◆ Document text:
◆ ◆ ◆ ◆ ◆ ◆ ◆

The tropical rainforest ecosystem plays an enormous role in the survival of man and other species of the immediate environment and other surrounding environments. These ecosystem services are unquantifiable and in most traditional settings taken for granted until such a time that such services are no longer available or limited. Ecosystems service is an ecological-economics consideration that emerged in the 1990s to forge attempts at attaching costs to hitherto environmental “freebees” to force man into giving a second thought at environmental conservation and sustainable development. Boyd and Benzhaf (2006) noted that “there are the contributions of nature to human welfare”
Pallister (2001) defines tropical rainforest as dense forest or jungle growing in hot, wet lowlands near the equator. These vegetation types have characteristic super-hot temperature (about 27˚C) all year round and get up to 80 inches (2000 mm) of rain on the average per year. Tropical forest ranges from the dense equatorial rainforest regions are characterized by crowding of great numbers of plants and animal species. The vegetation zone corresponds to the areas Koppen classified as “Af” climatic types. This ecosystem according to Pallister (2001) contains the greatest vegetation cover on earth. Trees grow in layers, with a continuous canopy of tall trees below the very tall emergent. The author opines further that vines and creepers grow from tree to tree. Rainforests contain the greatest biodiversity on Earth, and it is in this diversity that the ecological services of the rainforest ecosystems are hinged upon.

◆ ◆ ◆ ◆ ◆ ◆ ◆

◆ Task statement:
Answer the following from the rainforest text above.
(a) In which decade did ecosystem services emerge as an ecological-economics consideration?
(b) What year-round temperature does the text give for tropical rainforests?
(c) To which Koppen climatic type does the rainforest vegetation zone correspond?

◆ Record excerpts:
◆ ◆ ◆ ◆ ◆ ◆ ◆

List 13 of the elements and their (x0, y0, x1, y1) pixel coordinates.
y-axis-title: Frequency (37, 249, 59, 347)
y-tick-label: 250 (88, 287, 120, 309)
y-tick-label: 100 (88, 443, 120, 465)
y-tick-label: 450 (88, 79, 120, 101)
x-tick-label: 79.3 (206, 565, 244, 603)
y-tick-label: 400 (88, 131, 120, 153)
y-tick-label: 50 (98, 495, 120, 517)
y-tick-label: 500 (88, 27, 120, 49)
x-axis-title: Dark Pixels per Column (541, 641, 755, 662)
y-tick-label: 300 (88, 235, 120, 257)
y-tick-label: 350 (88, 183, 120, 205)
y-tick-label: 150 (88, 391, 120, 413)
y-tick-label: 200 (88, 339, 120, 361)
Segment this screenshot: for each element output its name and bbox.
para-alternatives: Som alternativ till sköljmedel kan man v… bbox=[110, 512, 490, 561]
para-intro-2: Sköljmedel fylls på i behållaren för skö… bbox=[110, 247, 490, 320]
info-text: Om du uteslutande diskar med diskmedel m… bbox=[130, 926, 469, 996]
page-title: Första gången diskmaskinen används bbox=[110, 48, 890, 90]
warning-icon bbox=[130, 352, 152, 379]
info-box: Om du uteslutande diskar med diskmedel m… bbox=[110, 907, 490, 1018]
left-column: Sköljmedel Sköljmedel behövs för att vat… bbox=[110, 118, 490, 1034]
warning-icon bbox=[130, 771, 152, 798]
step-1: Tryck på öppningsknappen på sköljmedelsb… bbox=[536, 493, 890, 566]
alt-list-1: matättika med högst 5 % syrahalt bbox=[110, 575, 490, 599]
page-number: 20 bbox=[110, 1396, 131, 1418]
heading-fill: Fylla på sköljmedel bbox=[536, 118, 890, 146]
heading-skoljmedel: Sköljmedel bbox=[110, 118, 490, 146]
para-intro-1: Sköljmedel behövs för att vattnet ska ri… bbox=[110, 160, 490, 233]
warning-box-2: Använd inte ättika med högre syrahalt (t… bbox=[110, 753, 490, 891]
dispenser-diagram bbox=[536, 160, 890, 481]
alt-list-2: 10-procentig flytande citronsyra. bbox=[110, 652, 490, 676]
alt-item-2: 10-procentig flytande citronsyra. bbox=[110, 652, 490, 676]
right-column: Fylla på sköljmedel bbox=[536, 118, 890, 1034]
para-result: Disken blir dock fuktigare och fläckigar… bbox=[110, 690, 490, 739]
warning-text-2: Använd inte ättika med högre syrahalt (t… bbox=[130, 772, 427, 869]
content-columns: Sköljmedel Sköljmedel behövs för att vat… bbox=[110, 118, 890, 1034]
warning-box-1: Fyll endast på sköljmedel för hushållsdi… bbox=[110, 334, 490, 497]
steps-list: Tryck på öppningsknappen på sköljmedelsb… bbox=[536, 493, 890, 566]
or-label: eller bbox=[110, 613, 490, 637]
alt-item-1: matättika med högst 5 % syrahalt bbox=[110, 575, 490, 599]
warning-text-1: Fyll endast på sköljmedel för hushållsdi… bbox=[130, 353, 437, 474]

◆ ◆ ◆ ◆ ◆ ◆ ◆

◆ Exercise answer:
(a) The 1990s.
(b) About 27˚C.
(c) “Af”.